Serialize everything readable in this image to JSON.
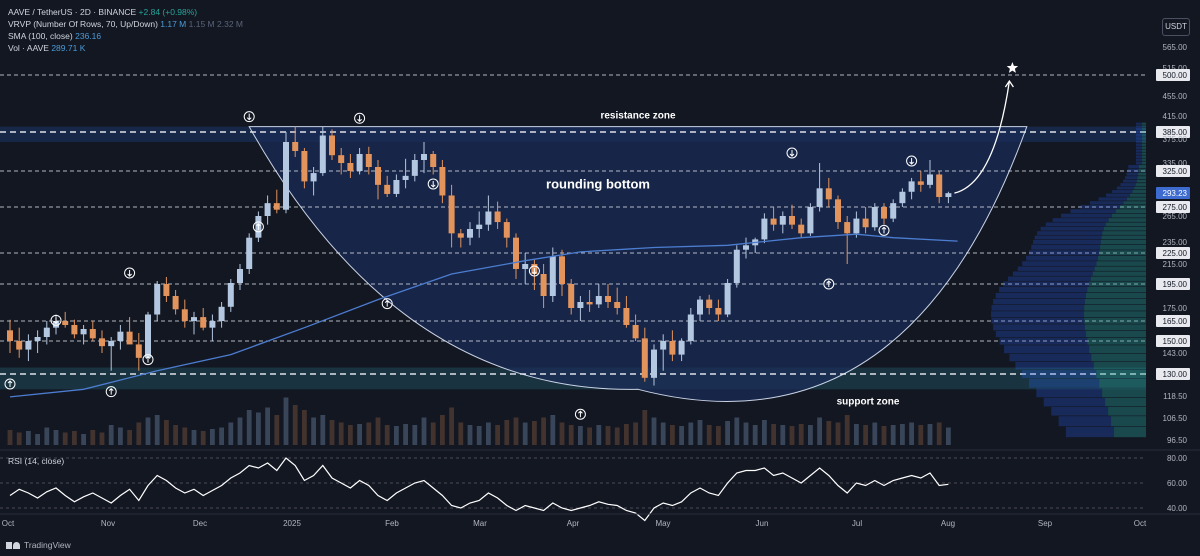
{
  "legend": {
    "symbol": "AAVE / TetherUS · 2D · BINANCE",
    "change": "+2.84 (+0.98%)",
    "vrvp_label": "VRVP (Number Of Rows, 70, Up/Down)",
    "vrvp_v1": "1.17 M",
    "vrvp_v2": "1.15 M",
    "vrvp_v3": "2.32 M",
    "sma_label": "SMA (100, close)",
    "sma_value": "236.16",
    "vol_label": "Vol · AAVE",
    "vol_value": "289.71 K"
  },
  "rsi_label": "RSI (14, close)",
  "currency": "USDT",
  "footer": "TradingView",
  "colors": {
    "background": "#131722",
    "up": "#b3c7e0",
    "down": "#e3935c",
    "sma": "#4c7dd0",
    "zone": "#1b3466",
    "bowl": "#1a2c55",
    "support_zone": "#1f4d5a",
    "last_price": "#3d6bd0"
  },
  "chart_data": {
    "type": "candlestick",
    "symbol": "AAVE / TetherUS",
    "timeframe": "2D",
    "last_price": 293.23,
    "price_ticks": [
      565.0,
      515.0,
      500.0,
      455.0,
      415.0,
      385.0,
      375.0,
      335.0,
      325.0,
      293.23,
      275.0,
      265.0,
      235.0,
      225.0,
      215.0,
      195.0,
      175.0,
      165.0,
      150.0,
      143.0,
      130.0,
      118.5,
      106.5,
      96.5
    ],
    "x_ticks": [
      "Oct",
      "Nov",
      "Dec",
      "2025",
      "Feb",
      "Mar",
      "Apr",
      "May",
      "Jun",
      "Jul",
      "Aug",
      "Sep",
      "Oct"
    ],
    "levels": [
      500,
      385,
      325,
      275,
      225,
      195,
      165,
      150,
      130
    ],
    "annotations": {
      "resistance": "resistance zone",
      "support": "support zone",
      "pattern": "rounding bottom"
    },
    "ohlc": [
      [
        158,
        166,
        143,
        150
      ],
      [
        150,
        160,
        140,
        145
      ],
      [
        145,
        155,
        138,
        150
      ],
      [
        150,
        158,
        143,
        153
      ],
      [
        153,
        165,
        148,
        160
      ],
      [
        160,
        170,
        155,
        165
      ],
      [
        165,
        172,
        160,
        162
      ],
      [
        162,
        166,
        152,
        155
      ],
      [
        155,
        162,
        148,
        159
      ],
      [
        159,
        165,
        150,
        152
      ],
      [
        152,
        158,
        143,
        147
      ],
      [
        147,
        153,
        132,
        150
      ],
      [
        150,
        162,
        145,
        157
      ],
      [
        157,
        168,
        150,
        148
      ],
      [
        148,
        156,
        132,
        140
      ],
      [
        140,
        172,
        138,
        170
      ],
      [
        170,
        198,
        165,
        195
      ],
      [
        195,
        202,
        180,
        185
      ],
      [
        185,
        190,
        170,
        174
      ],
      [
        174,
        182,
        160,
        165
      ],
      [
        165,
        172,
        155,
        168
      ],
      [
        168,
        175,
        158,
        160
      ],
      [
        160,
        170,
        150,
        165
      ],
      [
        165,
        180,
        160,
        176
      ],
      [
        176,
        200,
        172,
        196
      ],
      [
        196,
        215,
        190,
        210
      ],
      [
        210,
        245,
        205,
        240
      ],
      [
        240,
        270,
        235,
        265
      ],
      [
        265,
        290,
        255,
        280
      ],
      [
        280,
        298,
        268,
        272
      ],
      [
        272,
        385,
        268,
        370
      ],
      [
        370,
        395,
        345,
        355
      ],
      [
        355,
        360,
        300,
        310
      ],
      [
        310,
        330,
        290,
        322
      ],
      [
        322,
        395,
        318,
        380
      ],
      [
        380,
        390,
        340,
        348
      ],
      [
        348,
        360,
        320,
        335
      ],
      [
        335,
        350,
        315,
        325
      ],
      [
        325,
        360,
        320,
        350
      ],
      [
        350,
        362,
        320,
        330
      ],
      [
        330,
        340,
        285,
        305
      ],
      [
        305,
        318,
        288,
        292
      ],
      [
        292,
        320,
        288,
        312
      ],
      [
        312,
        342,
        300,
        318
      ],
      [
        318,
        350,
        310,
        340
      ],
      [
        340,
        370,
        322,
        350
      ],
      [
        350,
        355,
        320,
        330
      ],
      [
        330,
        340,
        280,
        290
      ],
      [
        290,
        305,
        230,
        245
      ],
      [
        245,
        250,
        230,
        240
      ],
      [
        240,
        258,
        232,
        250
      ],
      [
        250,
        270,
        240,
        255
      ],
      [
        255,
        290,
        248,
        270
      ],
      [
        270,
        282,
        250,
        258
      ],
      [
        258,
        262,
        230,
        240
      ],
      [
        240,
        245,
        200,
        210
      ],
      [
        210,
        225,
        195,
        215
      ],
      [
        215,
        220,
        190,
        205
      ],
      [
        205,
        215,
        175,
        185
      ],
      [
        185,
        230,
        180,
        222
      ],
      [
        222,
        228,
        185,
        195
      ],
      [
        195,
        200,
        170,
        175
      ],
      [
        175,
        185,
        165,
        180
      ],
      [
        180,
        190,
        172,
        178
      ],
      [
        178,
        195,
        175,
        185
      ],
      [
        185,
        195,
        175,
        180
      ],
      [
        180,
        192,
        170,
        175
      ],
      [
        175,
        185,
        160,
        162
      ],
      [
        162,
        170,
        150,
        152
      ],
      [
        152,
        160,
        126,
        128
      ],
      [
        128,
        148,
        124,
        145
      ],
      [
        145,
        155,
        132,
        150
      ],
      [
        150,
        158,
        138,
        142
      ],
      [
        142,
        152,
        138,
        150
      ],
      [
        150,
        175,
        148,
        170
      ],
      [
        170,
        185,
        165,
        182
      ],
      [
        182,
        186,
        170,
        175
      ],
      [
        175,
        182,
        165,
        170
      ],
      [
        170,
        200,
        168,
        196
      ],
      [
        196,
        232,
        192,
        228
      ],
      [
        228,
        240,
        220,
        232
      ],
      [
        232,
        240,
        225,
        238
      ],
      [
        238,
        268,
        234,
        262
      ],
      [
        262,
        275,
        248,
        255
      ],
      [
        255,
        270,
        245,
        265
      ],
      [
        265,
        278,
        250,
        255
      ],
      [
        255,
        262,
        240,
        245
      ],
      [
        245,
        280,
        242,
        275
      ],
      [
        275,
        335,
        270,
        300
      ],
      [
        300,
        315,
        275,
        285
      ],
      [
        285,
        290,
        250,
        258
      ],
      [
        258,
        265,
        215,
        245
      ],
      [
        245,
        270,
        240,
        262
      ],
      [
        262,
        275,
        245,
        252
      ],
      [
        252,
        280,
        248,
        275
      ],
      [
        275,
        280,
        255,
        262
      ],
      [
        262,
        285,
        258,
        280
      ],
      [
        280,
        300,
        275,
        295
      ],
      [
        295,
        315,
        285,
        310
      ],
      [
        310,
        325,
        295,
        305
      ],
      [
        305,
        340,
        300,
        320
      ],
      [
        320,
        325,
        280,
        288
      ],
      [
        288,
        295,
        280,
        293
      ]
    ],
    "volume": [
      30,
      25,
      28,
      22,
      35,
      30,
      25,
      28,
      22,
      30,
      25,
      40,
      35,
      30,
      45,
      55,
      60,
      50,
      40,
      35,
      30,
      28,
      32,
      35,
      45,
      55,
      70,
      65,
      75,
      60,
      95,
      80,
      70,
      55,
      60,
      50,
      45,
      40,
      42,
      45,
      55,
      40,
      38,
      42,
      40,
      55,
      45,
      60,
      75,
      45,
      40,
      38,
      45,
      40,
      50,
      55,
      45,
      48,
      55,
      60,
      45,
      40,
      38,
      35,
      40,
      38,
      35,
      42,
      45,
      70,
      55,
      45,
      40,
      38,
      45,
      50,
      40,
      38,
      48,
      55,
      45,
      40,
      50,
      42,
      40,
      38,
      42,
      40,
      55,
      48,
      45,
      60,
      42,
      40,
      45,
      38,
      40,
      42,
      45,
      40,
      42,
      45,
      35
    ],
    "sma100": [
      [
        0,
        118
      ],
      [
        8,
        122
      ],
      [
        16,
        132
      ],
      [
        24,
        142
      ],
      [
        32,
        160
      ],
      [
        40,
        182
      ],
      [
        48,
        205
      ],
      [
        56,
        218
      ],
      [
        62,
        226
      ],
      [
        70,
        230
      ],
      [
        78,
        232
      ],
      [
        86,
        240
      ],
      [
        92,
        244
      ],
      [
        96,
        240
      ],
      [
        103,
        236
      ]
    ],
    "rsi": {
      "levels": [
        80.0,
        60.0,
        40.0
      ],
      "values": [
        50,
        55,
        52,
        48,
        53,
        56,
        50,
        45,
        49,
        52,
        48,
        44,
        50,
        55,
        46,
        58,
        66,
        62,
        56,
        52,
        55,
        50,
        54,
        58,
        64,
        68,
        74,
        72,
        76,
        70,
        80,
        74,
        62,
        66,
        74,
        64,
        60,
        56,
        62,
        58,
        50,
        46,
        52,
        56,
        60,
        62,
        56,
        50,
        42,
        40,
        44,
        46,
        52,
        48,
        42,
        38,
        42,
        40,
        38,
        44,
        40,
        38,
        40,
        42,
        45,
        43,
        42,
        38,
        36,
        30,
        40,
        44,
        42,
        45,
        52,
        56,
        52,
        50,
        60,
        68,
        70,
        70,
        72,
        66,
        68,
        64,
        60,
        66,
        72,
        66,
        58,
        52,
        60,
        58,
        62,
        58,
        62,
        64,
        66,
        64,
        68,
        58,
        59
      ]
    }
  }
}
——————————
*Your objective:*
Scan the material above. Extract every line in which the word "AAVE" occurs.

*Answer to the exercise:*
    "symbol": "AAVE / TetherUS · 2D · BINANCE",
    "vol_label": "Vol · AAVE",
    "symbol": "AAVE / TetherUS",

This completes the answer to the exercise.